## BEGIN

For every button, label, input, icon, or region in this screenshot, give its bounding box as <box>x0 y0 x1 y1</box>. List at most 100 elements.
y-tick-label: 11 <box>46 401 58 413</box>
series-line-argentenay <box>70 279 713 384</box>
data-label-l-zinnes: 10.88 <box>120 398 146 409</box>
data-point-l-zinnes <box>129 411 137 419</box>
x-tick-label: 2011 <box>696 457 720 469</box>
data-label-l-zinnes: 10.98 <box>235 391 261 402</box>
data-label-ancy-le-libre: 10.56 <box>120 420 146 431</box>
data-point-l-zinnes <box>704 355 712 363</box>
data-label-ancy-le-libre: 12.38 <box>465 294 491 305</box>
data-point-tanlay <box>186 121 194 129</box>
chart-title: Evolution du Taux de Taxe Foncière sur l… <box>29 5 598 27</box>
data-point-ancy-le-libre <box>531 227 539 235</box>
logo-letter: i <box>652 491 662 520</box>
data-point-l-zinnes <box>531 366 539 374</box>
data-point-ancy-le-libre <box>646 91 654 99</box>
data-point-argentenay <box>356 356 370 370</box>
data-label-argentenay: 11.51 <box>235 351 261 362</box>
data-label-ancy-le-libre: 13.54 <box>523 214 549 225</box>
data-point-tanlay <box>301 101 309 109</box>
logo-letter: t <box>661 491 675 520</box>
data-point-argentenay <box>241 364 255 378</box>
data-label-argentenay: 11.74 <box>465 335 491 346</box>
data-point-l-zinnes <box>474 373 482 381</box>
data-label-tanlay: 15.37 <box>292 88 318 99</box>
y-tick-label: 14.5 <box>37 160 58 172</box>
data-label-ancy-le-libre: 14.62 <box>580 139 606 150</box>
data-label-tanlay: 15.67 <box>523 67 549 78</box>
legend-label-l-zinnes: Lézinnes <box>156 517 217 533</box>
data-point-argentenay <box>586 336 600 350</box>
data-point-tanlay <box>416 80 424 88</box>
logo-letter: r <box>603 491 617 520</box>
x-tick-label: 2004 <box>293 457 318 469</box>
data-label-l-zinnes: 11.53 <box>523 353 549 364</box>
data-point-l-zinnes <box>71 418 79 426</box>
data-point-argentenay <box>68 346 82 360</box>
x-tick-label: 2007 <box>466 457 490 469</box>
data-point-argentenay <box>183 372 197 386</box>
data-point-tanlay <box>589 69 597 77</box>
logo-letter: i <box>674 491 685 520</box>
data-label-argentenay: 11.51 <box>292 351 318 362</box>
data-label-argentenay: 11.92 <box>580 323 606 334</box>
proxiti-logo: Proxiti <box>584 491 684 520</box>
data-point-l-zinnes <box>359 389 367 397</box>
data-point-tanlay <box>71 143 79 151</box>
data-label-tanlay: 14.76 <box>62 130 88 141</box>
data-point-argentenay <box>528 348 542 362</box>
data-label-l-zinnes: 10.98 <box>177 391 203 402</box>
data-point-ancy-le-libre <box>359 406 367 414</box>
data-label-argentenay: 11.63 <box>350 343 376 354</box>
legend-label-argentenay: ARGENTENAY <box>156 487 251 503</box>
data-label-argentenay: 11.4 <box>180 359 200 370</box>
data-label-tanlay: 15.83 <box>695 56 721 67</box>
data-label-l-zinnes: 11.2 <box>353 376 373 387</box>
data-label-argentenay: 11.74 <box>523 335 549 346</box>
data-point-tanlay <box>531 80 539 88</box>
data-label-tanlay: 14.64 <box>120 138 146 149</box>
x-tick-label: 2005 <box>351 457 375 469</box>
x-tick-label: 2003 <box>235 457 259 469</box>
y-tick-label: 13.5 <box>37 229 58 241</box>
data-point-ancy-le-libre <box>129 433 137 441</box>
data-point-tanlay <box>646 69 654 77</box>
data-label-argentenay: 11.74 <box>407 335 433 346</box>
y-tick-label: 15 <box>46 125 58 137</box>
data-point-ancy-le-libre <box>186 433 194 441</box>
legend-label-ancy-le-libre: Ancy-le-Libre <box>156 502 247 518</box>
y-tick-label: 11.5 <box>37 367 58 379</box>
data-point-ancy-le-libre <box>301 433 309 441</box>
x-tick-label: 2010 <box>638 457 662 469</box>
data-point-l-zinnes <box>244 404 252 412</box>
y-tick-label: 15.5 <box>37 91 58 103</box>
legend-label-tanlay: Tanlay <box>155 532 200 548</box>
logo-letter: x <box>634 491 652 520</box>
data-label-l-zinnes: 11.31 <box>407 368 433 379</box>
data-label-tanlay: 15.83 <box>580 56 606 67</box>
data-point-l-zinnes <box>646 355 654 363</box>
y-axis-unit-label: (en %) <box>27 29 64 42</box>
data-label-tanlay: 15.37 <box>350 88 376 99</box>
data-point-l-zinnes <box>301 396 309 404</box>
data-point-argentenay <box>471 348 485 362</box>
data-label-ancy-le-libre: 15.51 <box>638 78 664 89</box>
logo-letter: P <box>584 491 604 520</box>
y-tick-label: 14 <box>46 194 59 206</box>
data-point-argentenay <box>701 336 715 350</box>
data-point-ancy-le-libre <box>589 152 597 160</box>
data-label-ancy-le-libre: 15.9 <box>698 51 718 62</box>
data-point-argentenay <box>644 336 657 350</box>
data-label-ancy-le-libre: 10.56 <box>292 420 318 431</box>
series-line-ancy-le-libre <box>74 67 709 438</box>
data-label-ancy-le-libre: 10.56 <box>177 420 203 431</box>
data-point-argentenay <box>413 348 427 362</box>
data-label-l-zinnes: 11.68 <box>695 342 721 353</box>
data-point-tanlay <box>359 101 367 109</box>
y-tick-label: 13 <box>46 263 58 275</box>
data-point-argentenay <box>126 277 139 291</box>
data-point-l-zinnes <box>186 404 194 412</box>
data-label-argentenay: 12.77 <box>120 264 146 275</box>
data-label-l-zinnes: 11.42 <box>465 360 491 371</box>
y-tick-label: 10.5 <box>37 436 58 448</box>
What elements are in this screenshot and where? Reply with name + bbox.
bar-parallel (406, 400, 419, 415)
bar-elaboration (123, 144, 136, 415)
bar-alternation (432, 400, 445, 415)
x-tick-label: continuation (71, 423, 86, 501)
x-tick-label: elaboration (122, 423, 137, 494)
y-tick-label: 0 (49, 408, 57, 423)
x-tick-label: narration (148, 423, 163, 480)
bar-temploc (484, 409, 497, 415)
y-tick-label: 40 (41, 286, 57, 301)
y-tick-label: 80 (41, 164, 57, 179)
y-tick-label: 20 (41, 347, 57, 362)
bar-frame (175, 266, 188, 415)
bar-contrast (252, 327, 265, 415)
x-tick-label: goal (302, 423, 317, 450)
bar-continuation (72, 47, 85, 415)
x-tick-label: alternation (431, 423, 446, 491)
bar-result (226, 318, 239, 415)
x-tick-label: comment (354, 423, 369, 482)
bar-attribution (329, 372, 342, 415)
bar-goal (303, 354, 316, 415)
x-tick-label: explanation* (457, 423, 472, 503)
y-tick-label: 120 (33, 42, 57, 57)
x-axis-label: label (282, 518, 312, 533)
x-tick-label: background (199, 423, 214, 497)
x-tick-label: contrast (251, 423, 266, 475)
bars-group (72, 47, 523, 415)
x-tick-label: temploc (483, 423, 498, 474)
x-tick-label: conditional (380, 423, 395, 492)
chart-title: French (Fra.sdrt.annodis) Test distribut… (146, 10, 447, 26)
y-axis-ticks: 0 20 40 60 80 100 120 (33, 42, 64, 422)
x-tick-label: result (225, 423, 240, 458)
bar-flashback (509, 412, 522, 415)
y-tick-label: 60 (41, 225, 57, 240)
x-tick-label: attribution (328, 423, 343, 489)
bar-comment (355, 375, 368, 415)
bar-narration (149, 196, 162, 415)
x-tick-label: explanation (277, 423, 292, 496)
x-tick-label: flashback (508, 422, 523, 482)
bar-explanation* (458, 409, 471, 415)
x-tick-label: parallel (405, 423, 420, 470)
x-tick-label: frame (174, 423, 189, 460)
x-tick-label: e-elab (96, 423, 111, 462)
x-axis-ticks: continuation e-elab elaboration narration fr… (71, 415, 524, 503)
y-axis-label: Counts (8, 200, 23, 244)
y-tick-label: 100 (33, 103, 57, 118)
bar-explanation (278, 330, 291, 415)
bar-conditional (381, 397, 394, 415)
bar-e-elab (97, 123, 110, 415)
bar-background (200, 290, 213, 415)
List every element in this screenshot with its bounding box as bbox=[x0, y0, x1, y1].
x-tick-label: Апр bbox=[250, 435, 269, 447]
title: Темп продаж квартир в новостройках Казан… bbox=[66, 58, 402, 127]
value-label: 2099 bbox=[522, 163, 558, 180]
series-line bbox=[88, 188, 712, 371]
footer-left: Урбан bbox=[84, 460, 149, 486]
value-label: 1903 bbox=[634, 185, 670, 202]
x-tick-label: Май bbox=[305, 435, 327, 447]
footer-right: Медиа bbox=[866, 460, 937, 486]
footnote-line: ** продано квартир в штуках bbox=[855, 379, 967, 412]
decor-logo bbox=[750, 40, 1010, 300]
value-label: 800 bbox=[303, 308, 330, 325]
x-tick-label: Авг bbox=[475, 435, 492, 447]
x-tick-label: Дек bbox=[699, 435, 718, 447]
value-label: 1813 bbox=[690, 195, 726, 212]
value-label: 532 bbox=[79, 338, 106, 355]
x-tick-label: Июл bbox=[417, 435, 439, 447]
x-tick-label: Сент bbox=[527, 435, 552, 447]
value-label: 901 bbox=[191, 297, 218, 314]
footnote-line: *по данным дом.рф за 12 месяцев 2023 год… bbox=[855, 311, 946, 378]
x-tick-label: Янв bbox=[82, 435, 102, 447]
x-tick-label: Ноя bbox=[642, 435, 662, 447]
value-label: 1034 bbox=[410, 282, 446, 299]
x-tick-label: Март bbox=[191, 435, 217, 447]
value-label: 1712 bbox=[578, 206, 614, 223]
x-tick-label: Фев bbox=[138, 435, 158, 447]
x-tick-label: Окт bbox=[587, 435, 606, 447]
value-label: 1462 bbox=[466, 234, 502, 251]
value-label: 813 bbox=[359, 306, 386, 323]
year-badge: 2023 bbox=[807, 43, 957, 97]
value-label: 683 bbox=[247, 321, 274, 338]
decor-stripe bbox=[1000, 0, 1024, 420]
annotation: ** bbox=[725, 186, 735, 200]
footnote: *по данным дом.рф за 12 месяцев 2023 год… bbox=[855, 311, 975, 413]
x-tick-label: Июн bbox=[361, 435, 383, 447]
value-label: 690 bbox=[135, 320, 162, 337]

## END

● **Goal of the exercise**
Reproduce everything in the records from the very beginning down to the line containing "data-point-tanlay <box>186 121 194 129</box>", including that line, without changing anything.

● **The reply**
For every button, label, input, icon, or region in this screenshot, give its bounding box as <box>x0 y0 x1 y1</box>. List at most 100 elements.
y-tick-label: 11 <box>46 401 58 413</box>
series-line-argentenay <box>70 279 713 384</box>
data-label-l-zinnes: 10.88 <box>120 398 146 409</box>
data-point-l-zinnes <box>129 411 137 419</box>
x-tick-label: 2011 <box>696 457 720 469</box>
data-label-l-zinnes: 10.98 <box>235 391 261 402</box>
data-label-ancy-le-libre: 10.56 <box>120 420 146 431</box>
data-point-l-zinnes <box>704 355 712 363</box>
data-label-ancy-le-libre: 12.38 <box>465 294 491 305</box>
data-point-tanlay <box>186 121 194 129</box>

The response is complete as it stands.